• _What this task involves_
Every entry needs to be reproduced exactly.

# START OF Dataset records

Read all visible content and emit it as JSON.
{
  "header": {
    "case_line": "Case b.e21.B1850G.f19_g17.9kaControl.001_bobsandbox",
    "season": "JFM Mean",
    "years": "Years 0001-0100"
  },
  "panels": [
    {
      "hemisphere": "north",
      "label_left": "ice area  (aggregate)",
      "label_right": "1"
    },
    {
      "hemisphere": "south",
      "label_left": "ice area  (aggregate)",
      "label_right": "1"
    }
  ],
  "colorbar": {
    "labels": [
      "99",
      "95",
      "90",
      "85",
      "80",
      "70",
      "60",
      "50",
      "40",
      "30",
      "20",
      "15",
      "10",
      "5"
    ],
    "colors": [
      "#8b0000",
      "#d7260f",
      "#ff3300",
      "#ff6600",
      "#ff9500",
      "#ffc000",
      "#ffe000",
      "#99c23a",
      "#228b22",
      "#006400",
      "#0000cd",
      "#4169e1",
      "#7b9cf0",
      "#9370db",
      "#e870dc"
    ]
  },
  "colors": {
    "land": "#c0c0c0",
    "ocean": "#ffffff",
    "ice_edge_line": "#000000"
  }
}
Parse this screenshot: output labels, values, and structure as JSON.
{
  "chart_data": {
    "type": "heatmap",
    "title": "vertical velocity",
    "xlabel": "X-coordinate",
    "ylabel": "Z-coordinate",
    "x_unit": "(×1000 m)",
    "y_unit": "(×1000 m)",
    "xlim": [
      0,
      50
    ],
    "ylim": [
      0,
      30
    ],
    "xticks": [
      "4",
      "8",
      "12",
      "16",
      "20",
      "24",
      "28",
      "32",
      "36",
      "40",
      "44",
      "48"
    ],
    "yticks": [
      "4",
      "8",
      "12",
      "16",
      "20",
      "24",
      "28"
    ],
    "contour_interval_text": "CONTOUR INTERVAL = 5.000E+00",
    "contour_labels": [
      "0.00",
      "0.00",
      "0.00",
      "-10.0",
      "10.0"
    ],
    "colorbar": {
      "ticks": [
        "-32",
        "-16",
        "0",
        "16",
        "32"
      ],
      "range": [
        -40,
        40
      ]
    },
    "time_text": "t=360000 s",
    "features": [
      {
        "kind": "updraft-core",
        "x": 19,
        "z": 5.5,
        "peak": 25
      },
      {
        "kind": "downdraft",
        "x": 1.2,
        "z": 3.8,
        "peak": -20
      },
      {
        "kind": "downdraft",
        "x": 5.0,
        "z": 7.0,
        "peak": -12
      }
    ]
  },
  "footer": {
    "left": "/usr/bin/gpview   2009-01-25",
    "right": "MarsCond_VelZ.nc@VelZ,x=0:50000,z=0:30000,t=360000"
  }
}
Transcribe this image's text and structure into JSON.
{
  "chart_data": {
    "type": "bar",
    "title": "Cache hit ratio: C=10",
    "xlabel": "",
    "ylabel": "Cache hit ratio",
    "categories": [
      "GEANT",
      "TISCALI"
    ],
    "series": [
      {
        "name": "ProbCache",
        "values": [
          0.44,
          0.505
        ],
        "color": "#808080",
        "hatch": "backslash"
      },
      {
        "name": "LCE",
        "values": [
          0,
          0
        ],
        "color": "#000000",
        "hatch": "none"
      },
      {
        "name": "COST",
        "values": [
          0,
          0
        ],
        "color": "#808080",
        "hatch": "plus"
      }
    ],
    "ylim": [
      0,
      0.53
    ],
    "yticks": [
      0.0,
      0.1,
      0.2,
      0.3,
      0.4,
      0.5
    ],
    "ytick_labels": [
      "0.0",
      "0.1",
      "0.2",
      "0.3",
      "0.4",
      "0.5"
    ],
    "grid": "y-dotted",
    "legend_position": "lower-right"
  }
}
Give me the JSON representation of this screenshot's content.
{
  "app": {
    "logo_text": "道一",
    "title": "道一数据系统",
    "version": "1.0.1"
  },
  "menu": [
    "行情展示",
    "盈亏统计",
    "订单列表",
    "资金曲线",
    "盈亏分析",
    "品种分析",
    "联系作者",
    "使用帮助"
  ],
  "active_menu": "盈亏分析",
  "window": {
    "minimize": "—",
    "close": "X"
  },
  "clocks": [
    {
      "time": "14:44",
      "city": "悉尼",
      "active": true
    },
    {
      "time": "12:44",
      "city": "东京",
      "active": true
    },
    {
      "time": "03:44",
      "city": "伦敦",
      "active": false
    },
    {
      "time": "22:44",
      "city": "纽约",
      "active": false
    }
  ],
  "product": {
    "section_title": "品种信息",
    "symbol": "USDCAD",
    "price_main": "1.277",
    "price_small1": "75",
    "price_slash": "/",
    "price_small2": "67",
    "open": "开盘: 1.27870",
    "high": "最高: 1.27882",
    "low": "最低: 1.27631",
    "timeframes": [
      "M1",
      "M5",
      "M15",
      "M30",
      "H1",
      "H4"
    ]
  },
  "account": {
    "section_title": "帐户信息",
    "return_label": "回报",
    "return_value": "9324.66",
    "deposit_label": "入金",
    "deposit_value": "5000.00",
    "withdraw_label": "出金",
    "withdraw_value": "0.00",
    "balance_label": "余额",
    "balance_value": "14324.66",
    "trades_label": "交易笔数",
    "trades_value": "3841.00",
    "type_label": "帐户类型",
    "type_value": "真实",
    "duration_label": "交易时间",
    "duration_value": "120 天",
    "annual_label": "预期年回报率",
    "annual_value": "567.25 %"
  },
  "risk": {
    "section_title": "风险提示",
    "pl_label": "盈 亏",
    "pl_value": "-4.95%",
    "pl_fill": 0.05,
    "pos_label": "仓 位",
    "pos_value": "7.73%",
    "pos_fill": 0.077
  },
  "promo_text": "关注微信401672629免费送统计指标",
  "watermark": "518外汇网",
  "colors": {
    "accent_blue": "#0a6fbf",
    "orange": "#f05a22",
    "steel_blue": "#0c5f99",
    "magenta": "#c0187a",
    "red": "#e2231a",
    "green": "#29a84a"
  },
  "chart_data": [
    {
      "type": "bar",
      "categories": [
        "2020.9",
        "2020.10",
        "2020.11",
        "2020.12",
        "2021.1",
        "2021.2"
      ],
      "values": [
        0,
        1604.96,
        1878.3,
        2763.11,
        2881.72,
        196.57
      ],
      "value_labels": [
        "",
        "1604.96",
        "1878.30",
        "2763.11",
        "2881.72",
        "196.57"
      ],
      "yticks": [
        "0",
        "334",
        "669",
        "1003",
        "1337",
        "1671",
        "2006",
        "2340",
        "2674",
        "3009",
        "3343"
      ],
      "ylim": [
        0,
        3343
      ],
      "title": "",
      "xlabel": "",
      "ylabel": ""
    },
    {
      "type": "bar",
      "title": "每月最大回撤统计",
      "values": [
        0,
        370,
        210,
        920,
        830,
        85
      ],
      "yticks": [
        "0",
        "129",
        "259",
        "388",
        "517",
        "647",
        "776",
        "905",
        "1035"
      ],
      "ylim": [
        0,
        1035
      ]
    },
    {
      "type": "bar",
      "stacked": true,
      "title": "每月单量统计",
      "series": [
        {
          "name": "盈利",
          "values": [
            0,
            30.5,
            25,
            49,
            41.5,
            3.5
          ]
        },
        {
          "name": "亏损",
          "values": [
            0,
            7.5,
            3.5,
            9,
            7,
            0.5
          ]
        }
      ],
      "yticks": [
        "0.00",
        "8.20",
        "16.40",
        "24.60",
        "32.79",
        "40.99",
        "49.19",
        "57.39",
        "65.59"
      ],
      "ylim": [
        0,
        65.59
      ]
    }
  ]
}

# END OF Dataset records

• _Answer_
Read all visible content and emit it as JSON.
{
  "header": {
    "case_line": "Case b.e21.B1850G.f19_g17.9kaControl.001_bobsandbox",
    "season": "JFM Mean",
    "years": "Years 0001-0100"
  },
  "panels": [
    {
      "hemisphere": "north",
      "label_left": "ice area  (aggregate)",
      "label_right": "1"
    },
    {
      "hemisphere": "south",
      "label_left": "ice area  (aggregate)",
      "label_right": "1"
    }
  ],
  "colorbar": {
    "labels": [
      "99",
      "95",
      "90",
      "85",
      "80",
      "70",
      "60",
      "50",
      "40",
      "30",
      "20",
      "15",
      "10",
      "5"
    ],
    "colors": [
      "#8b0000",
      "#d7260f",
      "#ff3300",
      "#ff6600",
      "#ff9500",
      "#ffc000",
      "#ffe000",
      "#99c23a",
      "#228b22",
      "#006400",
      "#0000cd",
      "#4169e1",
      "#7b9cf0",
      "#9370db",
      "#e870dc"
    ]
  },
  "colors": {
    "land": "#c0c0c0",
    "ocean": "#ffffff",
    "ice_edge_line": "#000000"
  }
}
Parse this screenshot: output labels, values, and structure as JSON.
{
  "chart_data": {
    "type": "heatmap",
    "title": "vertical velocity",
    "xlabel": "X-coordinate",
    "ylabel": "Z-coordinate",
    "x_unit": "(×1000 m)",
    "y_unit": "(×1000 m)",
    "xlim": [
      0,
      50
    ],
    "ylim": [
      0,
      30
    ],
    "xticks": [
      "4",
      "8",
      "12",
      "16",
      "20",
      "24",
      "28",
      "32",
      "36",
      "40",
      "44",
      "48"
    ],
    "yticks": [
      "4",
      "8",
      "12",
      "16",
      "20",
      "24",
      "28"
    ],
    "contour_interval_text": "CONTOUR INTERVAL = 5.000E+00",
    "contour_labels": [
      "0.00",
      "0.00",
      "0.00",
      "-10.0",
      "10.0"
    ],
    "colorbar": {
      "ticks": [
        "-32",
        "-16",
        "0",
        "16",
        "32"
      ],
      "range": [
        -40,
        40
      ]
    },
    "time_text": "t=360000 s",
    "features": [
      {
        "kind": "updraft-core",
        "x": 19,
        "z": 5.5,
        "peak": 25
      },
      {
        "kind": "downdraft",
        "x": 1.2,
        "z": 3.8,
        "peak": -20
      },
      {
        "kind": "downdraft",
        "x": 5.0,
        "z": 7.0,
        "peak": -12
      }
    ]
  },
  "footer": {
    "left": "/usr/bin/gpview   2009-01-25",
    "right": "MarsCond_VelZ.nc@VelZ,x=0:50000,z=0:30000,t=360000"
  }
}
Transcribe this image's text and structure into JSON.
{
  "chart_data": {
    "type": "bar",
    "title": "Cache hit ratio: C=10",
    "xlabel": "",
    "ylabel": "Cache hit ratio",
    "categories": [
      "GEANT",
      "TISCALI"
    ],
    "series": [
      {
        "name": "ProbCache",
        "values": [
          0.44,
          0.505
        ],
        "color": "#808080",
        "hatch": "backslash"
      },
      {
        "name": "LCE",
        "values": [
          0,
          0
        ],
        "color": "#000000",
        "hatch": "none"
      },
      {
        "name": "COST",
        "values": [
          0,
          0
        ],
        "color": "#808080",
        "hatch": "plus"
      }
    ],
    "ylim": [
      0,
      0.53
    ],
    "yticks": [
      0.0,
      0.1,
      0.2,
      0.3,
      0.4,
      0.5
    ],
    "ytick_labels": [
      "0.0",
      "0.1",
      "0.2",
      "0.3",
      "0.4",
      "0.5"
    ],
    "grid": "y-dotted",
    "legend_position": "lower-right"
  }
}
Give me the JSON representation of this screenshot's content.
{
  "app": {
    "logo_text": "道一",
    "title": "道一数据系统",
    "version": "1.0.1"
  },
  "menu": [
    "行情展示",
    "盈亏统计",
    "订单列表",
    "资金曲线",
    "盈亏分析",
    "品种分析",
    "联系作者",
    "使用帮助"
  ],
  "active_menu": "盈亏分析",
  "window": {
    "minimize": "—",
    "close": "X"
  },
  "clocks": [
    {
      "time": "14:44",
      "city": "悉尼",
      "active": true
    },
    {
      "time": "12:44",
      "city": "东京",
      "active": true
    },
    {
      "time": "03:44",
      "city": "伦敦",
      "active": false
    },
    {
      "time": "22:44",
      "city": "纽约",
      "active": false
    }
  ],
  "product": {
    "section_title": "品种信息",
    "symbol": "USDCAD",
    "price_main": "1.277",
    "price_small1": "75",
    "price_slash": "/",
    "price_small2": "67",
    "open": "开盘: 1.27870",
    "high": "最高: 1.27882",
    "low": "最低: 1.27631",
    "timeframes": [
      "M1",
      "M5",
      "M15",
      "M30",
      "H1",
      "H4"
    ]
  },
  "account": {
    "section_title": "帐户信息",
    "return_label": "回报",
    "return_value": "9324.66",
    "deposit_label": "入金",
    "deposit_value": "5000.00",
    "withdraw_label": "出金",
    "withdraw_value": "0.00",
    "balance_label": "余额",
    "balance_value": "14324.66",
    "trades_label": "交易笔数",
    "trades_value": "3841.00",
    "type_label": "帐户类型",
    "type_value": "真实",
    "duration_label": "交易时间",
    "duration_value": "120 天",
    "annual_label": "预期年回报率",
    "annual_value": "567.25 %"
  },
  "risk": {
    "section_title": "风险提示",
    "pl_label": "盈 亏",
    "pl_value": "-4.95%",
    "pl_fill": 0.05,
    "pos_label": "仓 位",
    "pos_value": "7.73%",
    "pos_fill": 0.077
  },
  "promo_text": "关注微信401672629免费送统计指标",
  "watermark": "518外汇网",
  "colors": {
    "accent_blue": "#0a6fbf",
    "orange": "#f05a22",
    "steel_blue": "#0c5f99",
    "magenta": "#c0187a",
    "red": "#e2231a",
    "green": "#29a84a"
  },
  "chart_data": [
    {
      "type": "bar",
      "categories": [
        "2020.9",
        "2020.10",
        "2020.11",
        "2020.12",
        "2021.1",
        "2021.2"
      ],
      "values": [
        0,
        1604.96,
        1878.3,
        2763.11,
        2881.72,
        196.57
      ],
      "value_labels": [
        "",
        "1604.96",
        "1878.30",
        "2763.11",
        "2881.72",
        "196.57"
      ],
      "yticks": [
        "0",
        "334",
        "669",
        "1003",
        "1337",
        "1671",
        "2006",
        "2340",
        "2674",
        "3009",
        "3343"
      ],
      "ylim": [
        0,
        3343
      ],
      "title": "",
      "xlabel": "",
      "ylabel": ""
    },
    {
      "type": "bar",
      "title": "每月最大回撤统计",
      "values": [
        0,
        370,
        210,
        920,
        830,
        85
      ],
      "yticks": [
        "0",
        "129",
        "259",
        "388",
        "517",
        "647",
        "776",
        "905",
        "1035"
      ],
      "ylim": [
        0,
        1035
      ]
    },
    {
      "type": "bar",
      "stacked": true,
      "title": "每月单量统计",
      "series": [
        {
          "name": "盈利",
          "values": [
            0,
            30.5,
            25,
            49,
            41.5,
            3.5
          ]
        },
        {
          "name": "亏损",
          "values": [
            0,
            7.5,
            3.5,
            9,
            7,
            0.5
          ]
        }
      ],
      "yticks": [
        "0.00",
        "8.20",
        "16.40",
        "24.60",
        "32.79",
        "40.99",
        "49.19",
        "57.39",
        "65.59"
      ],
      "ylim": [
        0,
        65.59
      ]
    }
  ]
}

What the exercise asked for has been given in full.